## start DATASET RECORDS
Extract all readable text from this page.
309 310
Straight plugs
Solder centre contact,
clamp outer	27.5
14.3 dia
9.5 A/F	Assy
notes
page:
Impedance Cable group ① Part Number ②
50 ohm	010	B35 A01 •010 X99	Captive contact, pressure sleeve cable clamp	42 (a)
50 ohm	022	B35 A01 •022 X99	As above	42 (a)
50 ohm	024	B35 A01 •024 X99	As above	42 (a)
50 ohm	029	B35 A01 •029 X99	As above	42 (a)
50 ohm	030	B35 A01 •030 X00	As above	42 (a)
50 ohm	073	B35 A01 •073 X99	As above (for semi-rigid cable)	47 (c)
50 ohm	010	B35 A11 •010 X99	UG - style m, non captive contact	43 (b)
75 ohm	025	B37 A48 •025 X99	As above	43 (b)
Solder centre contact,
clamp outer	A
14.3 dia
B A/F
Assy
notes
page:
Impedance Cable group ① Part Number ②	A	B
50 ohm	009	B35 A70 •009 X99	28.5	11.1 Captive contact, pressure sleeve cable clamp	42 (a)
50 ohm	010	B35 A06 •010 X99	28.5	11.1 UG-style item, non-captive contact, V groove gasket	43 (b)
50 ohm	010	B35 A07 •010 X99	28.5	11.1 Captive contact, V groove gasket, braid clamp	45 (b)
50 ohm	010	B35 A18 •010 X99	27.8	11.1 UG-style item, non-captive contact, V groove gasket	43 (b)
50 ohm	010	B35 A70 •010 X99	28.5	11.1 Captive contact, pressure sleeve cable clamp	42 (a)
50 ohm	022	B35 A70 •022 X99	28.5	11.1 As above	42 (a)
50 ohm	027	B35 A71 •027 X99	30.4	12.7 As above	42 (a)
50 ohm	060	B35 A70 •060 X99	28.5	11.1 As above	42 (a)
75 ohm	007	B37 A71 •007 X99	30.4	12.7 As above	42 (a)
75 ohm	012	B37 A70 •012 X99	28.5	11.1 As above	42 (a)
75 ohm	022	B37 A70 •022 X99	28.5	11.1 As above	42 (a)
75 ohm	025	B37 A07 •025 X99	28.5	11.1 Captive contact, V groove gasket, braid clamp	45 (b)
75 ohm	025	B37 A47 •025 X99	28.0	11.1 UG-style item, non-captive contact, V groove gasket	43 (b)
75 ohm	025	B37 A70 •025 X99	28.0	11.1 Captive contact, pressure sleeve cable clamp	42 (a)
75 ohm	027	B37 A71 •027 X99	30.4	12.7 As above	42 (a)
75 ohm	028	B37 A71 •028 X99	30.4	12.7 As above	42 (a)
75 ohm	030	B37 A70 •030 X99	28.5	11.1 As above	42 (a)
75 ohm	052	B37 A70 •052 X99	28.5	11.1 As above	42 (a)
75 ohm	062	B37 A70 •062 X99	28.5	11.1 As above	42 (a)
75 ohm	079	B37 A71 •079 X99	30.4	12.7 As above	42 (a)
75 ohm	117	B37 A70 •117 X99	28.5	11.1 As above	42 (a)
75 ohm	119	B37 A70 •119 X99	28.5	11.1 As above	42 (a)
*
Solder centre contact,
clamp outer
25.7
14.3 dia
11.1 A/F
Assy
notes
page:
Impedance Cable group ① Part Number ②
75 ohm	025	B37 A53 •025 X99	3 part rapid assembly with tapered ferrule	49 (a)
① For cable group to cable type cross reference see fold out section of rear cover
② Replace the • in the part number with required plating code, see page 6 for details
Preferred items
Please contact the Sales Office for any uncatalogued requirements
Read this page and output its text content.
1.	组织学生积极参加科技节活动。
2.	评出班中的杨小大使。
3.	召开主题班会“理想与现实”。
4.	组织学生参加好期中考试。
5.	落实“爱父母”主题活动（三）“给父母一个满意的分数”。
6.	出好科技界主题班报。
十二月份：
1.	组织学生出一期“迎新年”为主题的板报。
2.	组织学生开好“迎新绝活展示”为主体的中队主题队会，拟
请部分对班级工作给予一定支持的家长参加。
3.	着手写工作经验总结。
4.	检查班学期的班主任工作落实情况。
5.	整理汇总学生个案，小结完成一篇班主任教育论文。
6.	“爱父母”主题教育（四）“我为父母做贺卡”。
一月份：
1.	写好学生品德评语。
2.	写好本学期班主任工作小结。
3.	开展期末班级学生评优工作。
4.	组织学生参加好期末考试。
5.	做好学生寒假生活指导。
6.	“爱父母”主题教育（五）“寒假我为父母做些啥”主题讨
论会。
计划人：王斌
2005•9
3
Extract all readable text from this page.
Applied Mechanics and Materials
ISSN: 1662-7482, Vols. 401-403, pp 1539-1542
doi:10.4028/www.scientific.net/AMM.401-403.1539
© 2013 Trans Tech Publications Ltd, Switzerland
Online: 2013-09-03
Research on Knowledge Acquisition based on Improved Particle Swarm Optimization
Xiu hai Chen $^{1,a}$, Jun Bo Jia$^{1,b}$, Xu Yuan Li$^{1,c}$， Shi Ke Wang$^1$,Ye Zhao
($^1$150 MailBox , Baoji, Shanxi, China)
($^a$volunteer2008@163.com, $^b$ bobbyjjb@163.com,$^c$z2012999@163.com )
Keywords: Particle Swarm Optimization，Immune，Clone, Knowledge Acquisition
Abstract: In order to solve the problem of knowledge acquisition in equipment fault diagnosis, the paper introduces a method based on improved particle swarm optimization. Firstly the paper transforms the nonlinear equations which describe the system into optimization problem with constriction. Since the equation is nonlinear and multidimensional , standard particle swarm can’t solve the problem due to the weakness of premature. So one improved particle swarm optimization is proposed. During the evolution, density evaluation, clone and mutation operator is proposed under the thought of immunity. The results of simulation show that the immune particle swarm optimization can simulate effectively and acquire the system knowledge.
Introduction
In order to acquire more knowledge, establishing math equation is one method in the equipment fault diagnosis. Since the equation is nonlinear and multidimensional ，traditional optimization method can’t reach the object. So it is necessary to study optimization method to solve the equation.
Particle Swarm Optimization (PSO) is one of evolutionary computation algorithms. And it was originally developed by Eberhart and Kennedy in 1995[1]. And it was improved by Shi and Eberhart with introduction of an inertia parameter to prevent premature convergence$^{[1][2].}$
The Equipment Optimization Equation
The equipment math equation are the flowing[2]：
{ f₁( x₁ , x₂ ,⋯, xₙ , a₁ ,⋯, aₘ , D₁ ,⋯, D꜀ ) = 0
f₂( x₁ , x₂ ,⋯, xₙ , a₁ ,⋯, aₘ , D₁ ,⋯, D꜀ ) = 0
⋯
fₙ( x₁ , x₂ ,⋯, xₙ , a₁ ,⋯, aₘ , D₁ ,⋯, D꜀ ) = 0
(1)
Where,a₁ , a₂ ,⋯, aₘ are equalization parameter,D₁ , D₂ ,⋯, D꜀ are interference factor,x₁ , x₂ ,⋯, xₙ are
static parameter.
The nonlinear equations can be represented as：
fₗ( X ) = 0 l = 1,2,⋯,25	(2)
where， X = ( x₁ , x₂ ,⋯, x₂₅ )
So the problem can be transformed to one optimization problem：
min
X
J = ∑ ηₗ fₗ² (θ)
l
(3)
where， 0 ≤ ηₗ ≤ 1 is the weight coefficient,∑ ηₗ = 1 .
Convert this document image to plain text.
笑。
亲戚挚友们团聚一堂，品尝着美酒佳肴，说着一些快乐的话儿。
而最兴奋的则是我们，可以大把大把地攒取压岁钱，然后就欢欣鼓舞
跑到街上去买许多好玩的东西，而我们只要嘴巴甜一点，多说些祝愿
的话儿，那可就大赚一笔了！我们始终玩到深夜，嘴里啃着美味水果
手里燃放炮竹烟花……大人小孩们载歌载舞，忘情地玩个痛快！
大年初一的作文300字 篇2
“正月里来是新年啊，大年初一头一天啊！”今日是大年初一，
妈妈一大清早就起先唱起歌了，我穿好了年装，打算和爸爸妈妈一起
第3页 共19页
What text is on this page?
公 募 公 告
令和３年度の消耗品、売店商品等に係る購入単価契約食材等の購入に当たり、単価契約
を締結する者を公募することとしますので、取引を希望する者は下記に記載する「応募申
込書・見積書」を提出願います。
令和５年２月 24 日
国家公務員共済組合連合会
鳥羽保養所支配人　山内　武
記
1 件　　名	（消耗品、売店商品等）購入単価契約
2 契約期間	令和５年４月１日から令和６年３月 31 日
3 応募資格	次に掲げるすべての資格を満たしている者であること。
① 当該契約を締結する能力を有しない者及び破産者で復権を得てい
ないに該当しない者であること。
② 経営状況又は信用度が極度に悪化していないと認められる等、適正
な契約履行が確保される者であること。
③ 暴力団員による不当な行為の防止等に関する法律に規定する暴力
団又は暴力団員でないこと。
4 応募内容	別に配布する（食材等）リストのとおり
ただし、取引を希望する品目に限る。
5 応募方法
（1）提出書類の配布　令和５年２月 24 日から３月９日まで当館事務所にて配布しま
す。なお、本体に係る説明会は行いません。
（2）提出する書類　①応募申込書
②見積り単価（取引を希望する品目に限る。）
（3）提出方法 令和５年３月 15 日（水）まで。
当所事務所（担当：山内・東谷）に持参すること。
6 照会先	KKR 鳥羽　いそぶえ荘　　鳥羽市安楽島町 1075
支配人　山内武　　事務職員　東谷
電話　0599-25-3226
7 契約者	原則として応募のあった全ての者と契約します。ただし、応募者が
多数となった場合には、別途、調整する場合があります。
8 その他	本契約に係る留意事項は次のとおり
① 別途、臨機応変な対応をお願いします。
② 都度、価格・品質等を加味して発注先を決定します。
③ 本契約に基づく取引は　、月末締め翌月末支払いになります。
## end DATASET RECORDS
TASK BRIEF: What count of lines in the listing contain the word "parameter"? Reply with the number only.

EXERCISE SOLUTION: 3